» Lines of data

########################################

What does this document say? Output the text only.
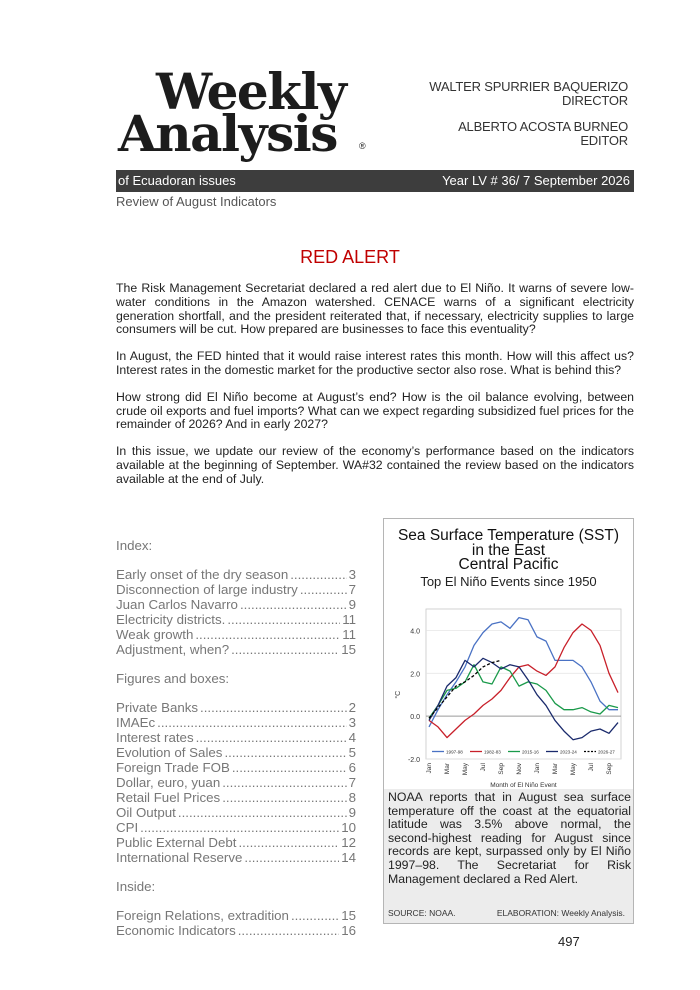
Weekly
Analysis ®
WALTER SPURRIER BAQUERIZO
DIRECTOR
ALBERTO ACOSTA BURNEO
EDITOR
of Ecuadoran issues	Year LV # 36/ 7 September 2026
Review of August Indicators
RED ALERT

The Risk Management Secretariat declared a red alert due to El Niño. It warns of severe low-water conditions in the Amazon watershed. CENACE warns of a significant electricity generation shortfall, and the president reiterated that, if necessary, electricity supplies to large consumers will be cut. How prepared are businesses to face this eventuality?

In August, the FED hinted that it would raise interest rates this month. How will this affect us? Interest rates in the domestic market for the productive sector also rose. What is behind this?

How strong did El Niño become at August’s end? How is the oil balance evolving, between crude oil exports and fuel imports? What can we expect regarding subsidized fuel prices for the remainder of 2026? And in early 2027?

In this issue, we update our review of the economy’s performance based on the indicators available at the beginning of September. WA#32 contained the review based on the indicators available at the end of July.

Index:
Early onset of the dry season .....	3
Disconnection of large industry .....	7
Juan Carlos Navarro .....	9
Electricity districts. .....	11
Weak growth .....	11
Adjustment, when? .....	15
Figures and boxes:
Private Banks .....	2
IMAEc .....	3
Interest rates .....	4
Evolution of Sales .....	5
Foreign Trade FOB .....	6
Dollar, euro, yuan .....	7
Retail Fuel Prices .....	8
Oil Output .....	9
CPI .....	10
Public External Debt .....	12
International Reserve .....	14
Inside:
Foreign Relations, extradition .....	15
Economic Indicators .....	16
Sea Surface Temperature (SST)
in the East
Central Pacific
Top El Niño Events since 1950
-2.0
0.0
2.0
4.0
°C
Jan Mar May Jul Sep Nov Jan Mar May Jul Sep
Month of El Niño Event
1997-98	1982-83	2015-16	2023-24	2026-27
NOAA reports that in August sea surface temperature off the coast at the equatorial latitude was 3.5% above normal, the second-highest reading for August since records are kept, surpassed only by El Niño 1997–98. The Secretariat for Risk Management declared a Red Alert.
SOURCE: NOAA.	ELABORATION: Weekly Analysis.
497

########################################

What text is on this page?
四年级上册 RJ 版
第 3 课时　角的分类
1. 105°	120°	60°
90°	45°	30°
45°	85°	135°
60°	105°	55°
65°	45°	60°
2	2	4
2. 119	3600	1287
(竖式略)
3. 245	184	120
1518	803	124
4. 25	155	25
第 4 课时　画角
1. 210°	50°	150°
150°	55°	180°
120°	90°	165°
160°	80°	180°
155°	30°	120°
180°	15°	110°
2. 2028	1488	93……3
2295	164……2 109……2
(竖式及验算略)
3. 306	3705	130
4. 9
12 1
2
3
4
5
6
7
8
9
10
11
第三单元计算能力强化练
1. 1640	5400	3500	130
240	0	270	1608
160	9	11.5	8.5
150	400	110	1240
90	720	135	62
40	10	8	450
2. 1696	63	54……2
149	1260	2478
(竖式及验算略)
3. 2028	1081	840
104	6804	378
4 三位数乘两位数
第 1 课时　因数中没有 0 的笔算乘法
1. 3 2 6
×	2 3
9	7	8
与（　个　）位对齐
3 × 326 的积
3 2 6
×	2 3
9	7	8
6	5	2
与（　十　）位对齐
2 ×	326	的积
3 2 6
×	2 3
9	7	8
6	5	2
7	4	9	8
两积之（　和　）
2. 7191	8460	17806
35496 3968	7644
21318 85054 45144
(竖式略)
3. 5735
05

########################################

» Problem to solve
From the listing above, copy out each line where the word "only" appears.

» Exercise answer
What does this document say? Output the text only.
NOAA reports that in August sea surface temperature off the coast at the equatorial latitude was 3.5% above normal, the second-highest reading for August since records are kept, surpassed only by El Niño 1997–98. The Secretariat for Risk Management declared a Red Alert.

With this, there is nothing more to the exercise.